* _TEXT SEGMENT_:
Reputation: 2517
so im practicing the STL string class, but i can not figure out why the string->length function won't come up with the correct answer of 5, and only 2 (no matter the actual length). Here's the program i'm trying to run but it thinks that there are only 2 items between ->begin and ->end:
void testFunc(string _string[])
{
int _offset = 0;
string::const_iterator i;
for (i = _string->begin(); i != _string->end(); i++)
{
cout << _offset << "\t";
cout << _string[_offset] << endl;
_offset ++;
}
};
int main()
{
string Hello[] = {"Hi", "Holla", "Eyo", "Whatsup", "Hello"};
testFunc(Hello);
char response;
cin >> response;
return 0;
}
The output is:
0 Hi
1 Holla
Thanks! =)
Upvotes: 1
Views: 404
Reputation: 77722
You're iterating through the first string, which is "Hi" - it has two characters, so you see two entries.
If you want to go all STL, you'd need a vector instead of a C-style array (i.e. vector<string>
, and use an iterator on that.
If you don't want STL:
void testFunc(string *strings, int stringCount)
{
int _offset = 0;
while (stringCount--)

* _EXTRACTED INFORMATION_:

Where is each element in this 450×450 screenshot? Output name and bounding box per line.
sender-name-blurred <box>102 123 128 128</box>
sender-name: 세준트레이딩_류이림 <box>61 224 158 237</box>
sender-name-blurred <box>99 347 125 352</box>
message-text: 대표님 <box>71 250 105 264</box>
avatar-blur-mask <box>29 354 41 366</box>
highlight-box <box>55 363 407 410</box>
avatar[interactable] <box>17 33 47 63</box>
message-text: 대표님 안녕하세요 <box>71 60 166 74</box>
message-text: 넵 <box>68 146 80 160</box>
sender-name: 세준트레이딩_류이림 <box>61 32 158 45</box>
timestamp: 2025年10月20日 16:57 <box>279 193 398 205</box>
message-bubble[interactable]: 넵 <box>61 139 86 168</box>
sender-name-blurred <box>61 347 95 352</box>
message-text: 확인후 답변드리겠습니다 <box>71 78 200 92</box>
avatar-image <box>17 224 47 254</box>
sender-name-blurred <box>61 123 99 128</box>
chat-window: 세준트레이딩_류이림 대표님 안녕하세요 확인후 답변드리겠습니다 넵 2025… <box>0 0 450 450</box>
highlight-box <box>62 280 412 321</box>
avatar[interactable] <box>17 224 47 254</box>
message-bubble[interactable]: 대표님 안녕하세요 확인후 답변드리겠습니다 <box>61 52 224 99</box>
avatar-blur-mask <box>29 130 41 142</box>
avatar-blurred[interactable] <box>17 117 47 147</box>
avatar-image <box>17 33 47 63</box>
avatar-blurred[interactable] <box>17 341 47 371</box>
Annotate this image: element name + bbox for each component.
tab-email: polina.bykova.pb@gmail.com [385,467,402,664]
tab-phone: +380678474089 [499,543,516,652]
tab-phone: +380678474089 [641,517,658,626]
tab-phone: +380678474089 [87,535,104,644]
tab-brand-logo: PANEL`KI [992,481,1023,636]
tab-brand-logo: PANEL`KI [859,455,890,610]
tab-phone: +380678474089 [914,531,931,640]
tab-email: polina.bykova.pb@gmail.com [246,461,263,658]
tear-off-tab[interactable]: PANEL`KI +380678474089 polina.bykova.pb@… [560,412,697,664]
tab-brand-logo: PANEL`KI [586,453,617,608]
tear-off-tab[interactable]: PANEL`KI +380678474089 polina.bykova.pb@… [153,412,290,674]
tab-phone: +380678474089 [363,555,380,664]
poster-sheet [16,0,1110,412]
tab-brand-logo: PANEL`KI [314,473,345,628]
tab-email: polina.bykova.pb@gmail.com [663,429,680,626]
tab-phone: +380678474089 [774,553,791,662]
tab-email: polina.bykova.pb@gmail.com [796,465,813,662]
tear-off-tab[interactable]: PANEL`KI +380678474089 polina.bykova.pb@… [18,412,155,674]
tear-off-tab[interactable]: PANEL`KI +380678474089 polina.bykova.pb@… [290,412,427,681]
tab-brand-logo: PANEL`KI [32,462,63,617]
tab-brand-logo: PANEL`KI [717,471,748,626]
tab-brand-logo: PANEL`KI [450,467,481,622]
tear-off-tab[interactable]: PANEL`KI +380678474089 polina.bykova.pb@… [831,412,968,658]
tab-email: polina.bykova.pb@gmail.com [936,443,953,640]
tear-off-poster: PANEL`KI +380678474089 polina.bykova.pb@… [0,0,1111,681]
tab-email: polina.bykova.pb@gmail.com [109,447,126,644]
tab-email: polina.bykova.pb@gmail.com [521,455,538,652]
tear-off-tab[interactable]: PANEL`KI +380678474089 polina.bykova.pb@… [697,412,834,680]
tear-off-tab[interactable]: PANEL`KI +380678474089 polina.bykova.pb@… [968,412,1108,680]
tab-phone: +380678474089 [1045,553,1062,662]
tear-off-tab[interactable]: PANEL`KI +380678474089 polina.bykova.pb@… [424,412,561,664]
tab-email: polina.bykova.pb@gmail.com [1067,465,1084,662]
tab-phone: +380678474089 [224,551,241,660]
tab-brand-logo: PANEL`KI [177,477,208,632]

* _WORK ITEM 1_:
Answer these about the C++ string discussion:
(a) In the posted output, which word appears next to the number 1?
(b) According to the reply, which string is the loop actually iterating through?
(c) How many views does the discussion show?
* _WORK ITEM 2_: Please retype the C++ string discussion from "If you want" to "while (stringCount--)".
* _WORK ITEM 3_: Carry on the C++ string discussion from its last line.

* _TASK RESULT 1_:
(a) Holla
(b) "Hi"
(c) 404

* _TASK RESULT 2_:
If you want to go all STL, you'd need a vector instead of a C-style array (i.e. vector<string>
, and use an iterator on that.
If you don't want STL:
void testFunc(string *strings, int stringCount)
{
int _offset = 0;
while (stringCount--)

* _TASK RESULT 3_:
{
cout << _offset << "\t";
cout << _strings[_offset] << endl;
_offset ++;
}
};
int main()
{
string Hello[] = {"Hi", "Holla", "Eyo", "Whatsup", "Hello"};
testFunc(Hello, sizeof(Hello) / sizeof(Hello[0]));
char response;
cin >> response;
return 0;
}
Upvotes: 3
Reputation: 6834
The issue is with the expressions:
_string->begin()
_string->end()
Thinking of a->b
as the same as (*a).b
, we can see that they are:
(*_string).begin()
(*_string).end()
*x
is the same as x[0]
, so we have:
_string[0].begin()
_string[0].end()
As _string[0]
contains "Hi"
, you can see why the iteration is only two steps.
Upvotes: 3
Reputation: 190907
The problem is that you are trying to is iterate a c array.